**INPUT FOR THIS TASK**
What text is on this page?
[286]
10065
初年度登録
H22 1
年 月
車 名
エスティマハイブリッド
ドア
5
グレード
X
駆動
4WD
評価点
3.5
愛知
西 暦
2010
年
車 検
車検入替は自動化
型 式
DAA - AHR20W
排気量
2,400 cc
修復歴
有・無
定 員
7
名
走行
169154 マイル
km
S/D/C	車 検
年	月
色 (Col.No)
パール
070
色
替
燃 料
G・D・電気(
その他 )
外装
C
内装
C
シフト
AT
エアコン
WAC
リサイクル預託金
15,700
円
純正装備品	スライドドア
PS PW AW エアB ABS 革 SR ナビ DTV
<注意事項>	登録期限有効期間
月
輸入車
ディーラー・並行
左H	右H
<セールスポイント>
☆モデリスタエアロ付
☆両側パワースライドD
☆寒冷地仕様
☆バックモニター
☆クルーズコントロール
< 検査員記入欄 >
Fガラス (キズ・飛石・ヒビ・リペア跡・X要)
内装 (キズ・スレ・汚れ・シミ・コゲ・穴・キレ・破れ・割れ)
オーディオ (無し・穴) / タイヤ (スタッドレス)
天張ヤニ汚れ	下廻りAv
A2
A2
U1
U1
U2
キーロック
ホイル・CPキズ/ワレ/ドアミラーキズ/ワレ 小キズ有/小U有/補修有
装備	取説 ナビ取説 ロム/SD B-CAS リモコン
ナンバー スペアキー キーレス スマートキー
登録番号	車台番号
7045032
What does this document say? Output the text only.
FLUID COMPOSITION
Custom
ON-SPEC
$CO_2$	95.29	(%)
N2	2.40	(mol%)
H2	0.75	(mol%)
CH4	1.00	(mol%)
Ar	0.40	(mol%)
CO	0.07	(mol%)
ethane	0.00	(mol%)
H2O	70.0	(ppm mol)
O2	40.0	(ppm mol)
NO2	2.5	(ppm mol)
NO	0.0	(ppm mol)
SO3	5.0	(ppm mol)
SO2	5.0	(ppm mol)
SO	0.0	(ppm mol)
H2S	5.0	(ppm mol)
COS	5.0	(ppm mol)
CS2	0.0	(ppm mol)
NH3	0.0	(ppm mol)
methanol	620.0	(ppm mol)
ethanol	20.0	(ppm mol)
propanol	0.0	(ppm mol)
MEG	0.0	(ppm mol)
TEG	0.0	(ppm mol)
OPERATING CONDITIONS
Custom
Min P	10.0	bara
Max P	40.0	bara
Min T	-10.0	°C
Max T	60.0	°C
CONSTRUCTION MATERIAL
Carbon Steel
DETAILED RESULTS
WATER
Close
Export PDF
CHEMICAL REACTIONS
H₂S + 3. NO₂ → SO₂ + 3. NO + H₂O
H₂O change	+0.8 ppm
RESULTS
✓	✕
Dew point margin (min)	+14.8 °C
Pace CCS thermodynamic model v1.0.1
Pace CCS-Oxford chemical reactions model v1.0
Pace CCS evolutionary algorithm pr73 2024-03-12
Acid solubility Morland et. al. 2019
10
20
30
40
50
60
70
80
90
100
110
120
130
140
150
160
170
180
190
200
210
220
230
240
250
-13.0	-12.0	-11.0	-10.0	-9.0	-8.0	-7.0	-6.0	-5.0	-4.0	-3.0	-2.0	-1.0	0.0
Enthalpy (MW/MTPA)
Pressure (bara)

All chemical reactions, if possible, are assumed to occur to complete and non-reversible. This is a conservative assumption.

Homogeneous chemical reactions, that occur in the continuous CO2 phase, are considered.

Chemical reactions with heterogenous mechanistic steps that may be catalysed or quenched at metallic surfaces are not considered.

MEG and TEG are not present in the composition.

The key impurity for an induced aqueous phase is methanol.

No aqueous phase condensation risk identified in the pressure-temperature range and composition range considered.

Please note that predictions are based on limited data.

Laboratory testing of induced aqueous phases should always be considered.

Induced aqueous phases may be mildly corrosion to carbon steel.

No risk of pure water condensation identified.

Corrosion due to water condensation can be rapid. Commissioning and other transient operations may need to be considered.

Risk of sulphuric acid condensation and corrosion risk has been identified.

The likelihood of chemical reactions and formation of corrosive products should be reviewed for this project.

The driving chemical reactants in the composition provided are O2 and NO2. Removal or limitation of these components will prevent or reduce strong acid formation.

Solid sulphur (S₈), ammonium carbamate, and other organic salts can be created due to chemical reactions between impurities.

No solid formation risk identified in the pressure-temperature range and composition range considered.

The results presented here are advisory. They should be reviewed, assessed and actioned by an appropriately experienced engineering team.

**WORK TO BE COMPLETED**
Extract from the data every line where "temperature" shows up.

**OUTPUT OF THE TASK**
No aqueous phase condensation risk identified in the pressure-temperature range and composition range considered.
No solid formation risk identified in the pressure-temperature range and composition range considered.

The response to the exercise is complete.